Exercise objective: Return every record verbatim.

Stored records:
────

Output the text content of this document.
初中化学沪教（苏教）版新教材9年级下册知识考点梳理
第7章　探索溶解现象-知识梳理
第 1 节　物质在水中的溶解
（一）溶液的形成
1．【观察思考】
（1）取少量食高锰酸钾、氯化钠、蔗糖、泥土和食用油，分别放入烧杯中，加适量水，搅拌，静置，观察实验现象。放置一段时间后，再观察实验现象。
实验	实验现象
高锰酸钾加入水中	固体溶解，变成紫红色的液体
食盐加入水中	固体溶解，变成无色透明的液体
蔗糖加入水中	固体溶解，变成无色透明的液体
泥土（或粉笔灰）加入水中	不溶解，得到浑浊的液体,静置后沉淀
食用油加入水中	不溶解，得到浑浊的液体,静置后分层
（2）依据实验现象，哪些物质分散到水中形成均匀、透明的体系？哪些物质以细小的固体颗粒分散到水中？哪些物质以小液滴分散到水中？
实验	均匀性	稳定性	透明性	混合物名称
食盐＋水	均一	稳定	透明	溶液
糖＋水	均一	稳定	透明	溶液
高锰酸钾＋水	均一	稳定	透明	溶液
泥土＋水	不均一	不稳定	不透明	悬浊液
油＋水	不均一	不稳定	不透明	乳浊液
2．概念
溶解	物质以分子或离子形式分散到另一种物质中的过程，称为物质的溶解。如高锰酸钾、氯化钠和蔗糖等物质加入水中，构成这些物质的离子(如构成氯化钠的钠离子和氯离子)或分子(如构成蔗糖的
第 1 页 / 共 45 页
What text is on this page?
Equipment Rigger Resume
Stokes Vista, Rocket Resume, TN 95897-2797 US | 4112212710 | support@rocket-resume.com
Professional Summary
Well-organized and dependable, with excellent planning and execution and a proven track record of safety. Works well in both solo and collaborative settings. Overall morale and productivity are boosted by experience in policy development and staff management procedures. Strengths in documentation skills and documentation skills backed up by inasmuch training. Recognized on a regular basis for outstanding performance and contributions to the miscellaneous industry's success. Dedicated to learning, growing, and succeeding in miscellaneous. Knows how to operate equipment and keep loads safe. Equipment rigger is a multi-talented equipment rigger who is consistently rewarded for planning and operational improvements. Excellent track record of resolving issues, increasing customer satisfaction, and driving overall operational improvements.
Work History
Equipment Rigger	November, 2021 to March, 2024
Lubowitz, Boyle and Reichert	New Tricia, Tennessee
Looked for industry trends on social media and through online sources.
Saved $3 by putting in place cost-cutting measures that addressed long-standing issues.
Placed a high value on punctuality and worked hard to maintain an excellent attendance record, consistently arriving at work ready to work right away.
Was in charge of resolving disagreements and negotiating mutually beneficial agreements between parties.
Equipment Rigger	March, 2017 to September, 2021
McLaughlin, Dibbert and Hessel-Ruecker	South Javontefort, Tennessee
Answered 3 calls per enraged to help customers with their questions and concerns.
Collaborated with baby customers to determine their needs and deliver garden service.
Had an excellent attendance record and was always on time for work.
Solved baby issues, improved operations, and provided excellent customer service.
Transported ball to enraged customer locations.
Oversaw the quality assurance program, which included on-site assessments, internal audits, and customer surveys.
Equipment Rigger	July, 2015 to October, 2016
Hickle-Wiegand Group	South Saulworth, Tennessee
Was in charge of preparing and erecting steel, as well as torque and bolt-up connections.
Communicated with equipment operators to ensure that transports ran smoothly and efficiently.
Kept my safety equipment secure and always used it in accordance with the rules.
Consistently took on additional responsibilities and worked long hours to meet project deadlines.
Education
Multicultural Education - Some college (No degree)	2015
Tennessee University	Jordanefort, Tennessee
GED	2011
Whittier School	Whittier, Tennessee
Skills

────

The result:
Output the text content of this document.
初中化学沪教（苏教）版新教材9年级下册知识考点梳理
第7章　探索溶解现象-知识梳理
第 1 节　物质在水中的溶解
（一）溶液的形成
1．【观察思考】
（1）取少量食高锰酸钾、氯化钠、蔗糖、泥土和食用油，分别放入烧杯中，加适量水，搅拌，静置，观察实验现象。放置一段时间后，再观察实验现象。
实验	实验现象
高锰酸钾加入水中	固体溶解，变成紫红色的液体
食盐加入水中	固体溶解，变成无色透明的液体
蔗糖加入水中	固体溶解，变成无色透明的液体
泥土（或粉笔灰）加入水中	不溶解，得到浑浊的液体,静置后沉淀
食用油加入水中	不溶解，得到浑浊的液体,静置后分层
（2）依据实验现象，哪些物质分散到水中形成均匀、透明的体系？哪些物质以细小的固体颗粒分散到水中？哪些物质以小液滴分散到水中？
实验	均匀性	稳定性	透明性	混合物名称
食盐＋水	均一	稳定	透明	溶液
糖＋水	均一	稳定	透明	溶液
高锰酸钾＋水	均一	稳定	透明	溶液
泥土＋水	不均一	不稳定	不透明	悬浊液
油＋水	不均一	不稳定	不透明	乳浊液
2．概念
溶解	物质以分子或离子形式分散到另一种物质中的过程，称为物质的溶解。如高锰酸钾、氯化钠和蔗糖等物质加入水中，构成这些物质的离子(如构成氯化钠的钠离子和氯离子)或分子(如构成蔗糖的
第 1 页 / 共 45 页
What text is on this page?
Equipment Rigger Resume
Stokes Vista, Rocket Resume, TN 95897-2797 US | 4112212710 | support@rocket-resume.com
Professional Summary
Well-organized and dependable, with excellent planning and execution and a proven track record of safety. Works well in both solo and collaborative settings. Overall morale and productivity are boosted by experience in policy development and staff management procedures. Strengths in documentation skills and documentation skills backed up by inasmuch training. Recognized on a regular basis for outstanding performance and contributions to the miscellaneous industry's success. Dedicated to learning, growing, and succeeding in miscellaneous. Knows how to operate equipment and keep loads safe. Equipment rigger is a multi-talented equipment rigger who is consistently rewarded for planning and operational improvements. Excellent track record of resolving issues, increasing customer satisfaction, and driving overall operational improvements.
Work History
Equipment Rigger	November, 2021 to March, 2024
Lubowitz, Boyle and Reichert	New Tricia, Tennessee
Looked for industry trends on social media and through online sources.
Saved $3 by putting in place cost-cutting measures that addressed long-standing issues.
Placed a high value on punctuality and worked hard to maintain an excellent attendance record, consistently arriving at work ready to work right away.
Was in charge of resolving disagreements and negotiating mutually beneficial agreements between parties.
Equipment Rigger	March, 2017 to September, 2021
McLaughlin, Dibbert and Hessel-Ruecker	South Javontefort, Tennessee
Answered 3 calls per enraged to help customers with their questions and concerns.
Collaborated with baby customers to determine their needs and deliver garden service.
Had an excellent attendance record and was always on time for work.
Solved baby issues, improved operations, and provided excellent customer service.
Transported ball to enraged customer locations.
Oversaw the quality assurance program, which included on-site assessments, internal audits, and customer surveys.
Equipment Rigger	July, 2015 to October, 2016
Hickle-Wiegand Group	South Saulworth, Tennessee
Was in charge of preparing and erecting steel, as well as torque and bolt-up connections.
Communicated with equipment operators to ensure that transports ran smoothly and efficiently.
Kept my safety equipment secure and always used it in accordance with the rules.
Consistently took on additional responsibilities and worked long hours to meet project deadlines.
Education
Multicultural Education - Some college (No degree)	2015
Tennessee University	Jordanefort, Tennessee
GED	2011
Whittier School	Whittier, Tennessee
Skills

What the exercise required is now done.